Write out the part of the snow-mapping text between "The evaluation was done" and "the Supplementary Materials.", inclusive.

* [Text]:
========================================================================

In a first stage, the two classification methods described in Section 2.2 were evaluated using Sentinel-2 images as input, and the corresponding Theia snow products as validation data. Hence, Sentinel-2 data were used as a surrogate for VEN$\mathsf{\mu }$S data. This approach aims to augment the evaluation dataset given that few synchronous Sentinel-2 and VEN$\mathsf{\mu }$S were available. However, we used only Sentinel-2 spectral bands which are also available from VEN$\mathsf{\mu }$S (green, red and NIR, more details below). The main advantage of this approach is the exact spatial and temporal collocation of the result with the validation data (Theia is also derived from Sentinel-2). It also allowed an evaluation of the algorithm in Morocco where there is currently no VEN$\mathsf{\mu }$S acquisitions, but the Theia data are available. This evaluation in Morocco was motivated to evaluate the transposability of the results to semi-arid mountain regions like western Colorado, where there are two VEN$\mathsf{\mu }$S sites.

The evaluation was done at two contrasted sites (Figure 2). The first site is located in the High Atlas mountains in Morocco (Sentinel-2 tile T29RPQ). This tile contains many peaks above 3000 m asl including the highest peak of the High Atlas range, Djebel Toubkal (4167 m). In this site, the snow usually covers the areas above 2500 m asl throughout the winter season. At these elevations, the vegetation is very scarce due to the arid and cold climate [20]. The second site is located in the Pyrenees mountains (Sentinel-2 tile T31TCH), where the vegetation is more developed even in the snow dominated areas, i.e., roughly above 1600 m asl [26]. The histograms of the slopes and aspect from the SRTM digital elevation model are provided in the Supplementary Materials.

In a second stage, we evaluate the method using actual VEN$\mathsf{\mu }$S data in the Pyrenees. We selected VEN$\mathsf{\mu }$S images that were acquired on the same day or with a time lag of 1 day as a Sentinel-2 acquisition. There are six dates that are given in Table 2. This allowed us to compare the VEN$\mathsf{\mu }$S snow products to Sentinel-2 Theia snow products. This comparison was done in the intersection area between Sentinel-2 tile T31TCH and VEN$\mathsf{\mu }$S tile SUDOUE-5. This subset area is shown in Figure 2.

2.4. Evaluation Criteria

To evaluate the different products of classifications, we used Theia snow products as the truth. The evaluation was carried out by comparing the evolution of the snow cover area (SCA) at the tile scale with the mean error (ME) and root mean square error (RMSE). In addition, we performed a pixel-wise evaluation using the Heidle skill score, which is a statistical index derived from the confusion matrix (HSS) [27]:

$$\mathrm{HSS}=\frac{2(TP\times TN-FP\times FN)}{(TP+FP)\times (FP+TN)+(TP+FN)(FN+TN)}$$

(3)

========================================================================

* [Recorded information]:
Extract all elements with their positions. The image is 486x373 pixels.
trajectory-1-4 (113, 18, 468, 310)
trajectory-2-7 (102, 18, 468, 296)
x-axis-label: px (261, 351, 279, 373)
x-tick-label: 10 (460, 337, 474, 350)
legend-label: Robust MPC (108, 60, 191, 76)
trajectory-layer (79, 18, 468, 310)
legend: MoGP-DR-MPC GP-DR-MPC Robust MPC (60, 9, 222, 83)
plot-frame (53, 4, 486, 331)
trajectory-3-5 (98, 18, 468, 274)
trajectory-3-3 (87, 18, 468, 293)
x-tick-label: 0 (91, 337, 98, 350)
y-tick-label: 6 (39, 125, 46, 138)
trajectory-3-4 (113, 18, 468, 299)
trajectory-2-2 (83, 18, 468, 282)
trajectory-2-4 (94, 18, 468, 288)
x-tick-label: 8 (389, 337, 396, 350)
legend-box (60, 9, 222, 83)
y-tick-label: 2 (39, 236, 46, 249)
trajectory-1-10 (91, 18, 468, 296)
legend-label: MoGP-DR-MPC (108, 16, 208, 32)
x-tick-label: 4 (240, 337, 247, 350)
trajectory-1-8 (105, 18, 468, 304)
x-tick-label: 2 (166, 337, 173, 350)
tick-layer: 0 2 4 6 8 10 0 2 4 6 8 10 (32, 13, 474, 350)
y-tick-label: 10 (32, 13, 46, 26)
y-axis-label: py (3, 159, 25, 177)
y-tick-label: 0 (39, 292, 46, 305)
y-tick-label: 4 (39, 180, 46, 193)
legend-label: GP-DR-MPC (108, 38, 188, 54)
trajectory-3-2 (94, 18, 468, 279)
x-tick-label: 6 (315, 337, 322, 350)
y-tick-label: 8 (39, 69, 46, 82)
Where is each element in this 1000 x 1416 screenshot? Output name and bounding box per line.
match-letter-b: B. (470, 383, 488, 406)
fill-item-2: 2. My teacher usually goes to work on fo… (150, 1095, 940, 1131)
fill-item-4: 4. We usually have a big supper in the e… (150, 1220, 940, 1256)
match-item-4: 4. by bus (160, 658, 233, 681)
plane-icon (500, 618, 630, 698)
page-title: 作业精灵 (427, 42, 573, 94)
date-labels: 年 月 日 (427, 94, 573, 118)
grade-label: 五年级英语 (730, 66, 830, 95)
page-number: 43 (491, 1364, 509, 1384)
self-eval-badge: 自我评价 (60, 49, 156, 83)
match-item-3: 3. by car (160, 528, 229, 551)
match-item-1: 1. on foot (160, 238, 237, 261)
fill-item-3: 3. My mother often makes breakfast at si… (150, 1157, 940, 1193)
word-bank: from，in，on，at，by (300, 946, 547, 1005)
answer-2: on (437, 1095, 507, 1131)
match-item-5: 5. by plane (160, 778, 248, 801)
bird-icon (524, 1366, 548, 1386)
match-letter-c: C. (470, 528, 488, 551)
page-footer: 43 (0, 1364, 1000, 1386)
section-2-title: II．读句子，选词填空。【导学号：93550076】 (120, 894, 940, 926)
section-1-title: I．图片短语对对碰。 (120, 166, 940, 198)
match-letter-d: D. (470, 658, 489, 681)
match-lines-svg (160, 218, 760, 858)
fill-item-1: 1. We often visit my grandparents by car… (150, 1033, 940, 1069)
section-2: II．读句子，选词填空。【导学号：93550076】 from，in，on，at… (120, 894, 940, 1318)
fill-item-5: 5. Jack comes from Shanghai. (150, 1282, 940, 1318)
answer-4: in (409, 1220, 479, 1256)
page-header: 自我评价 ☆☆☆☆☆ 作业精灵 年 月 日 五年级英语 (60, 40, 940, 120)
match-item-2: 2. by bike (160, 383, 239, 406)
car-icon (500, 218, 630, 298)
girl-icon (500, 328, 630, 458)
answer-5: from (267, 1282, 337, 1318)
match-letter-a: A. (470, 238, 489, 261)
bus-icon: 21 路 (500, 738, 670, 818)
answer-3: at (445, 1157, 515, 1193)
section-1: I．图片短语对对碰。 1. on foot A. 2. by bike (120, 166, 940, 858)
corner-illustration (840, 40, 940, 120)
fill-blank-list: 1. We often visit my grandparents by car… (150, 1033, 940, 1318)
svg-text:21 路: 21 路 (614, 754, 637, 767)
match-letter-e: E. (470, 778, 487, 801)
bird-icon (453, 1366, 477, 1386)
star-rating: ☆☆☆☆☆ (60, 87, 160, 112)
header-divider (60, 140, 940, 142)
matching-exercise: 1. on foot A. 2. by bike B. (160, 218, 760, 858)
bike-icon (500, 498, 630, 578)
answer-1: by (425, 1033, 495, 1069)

========================================================================

* [Final result]:
The evaluation was done at two contrasted sites (Figure 2). The first site is located in the High Atlas mountains in Morocco (Sentinel-2 tile T29RPQ). This tile contains many peaks above 3000 m asl including the highest peak of the High Atlas range, Djebel Toubkal (4167 m). In this site, the snow usually covers the areas above 2500 m asl throughout the winter season. At these elevations, the vegetation is very scarce due to the arid and cold climate [20]. The second site is located in the Pyrenees mountains (Sentinel-2 tile T31TCH), where the vegetation is more developed even in the snow dominated areas, i.e., roughly above 1600 m asl [26]. The histograms of the slopes and aspect from the SRTM digital elevation model are provided in the Supplementary Materials.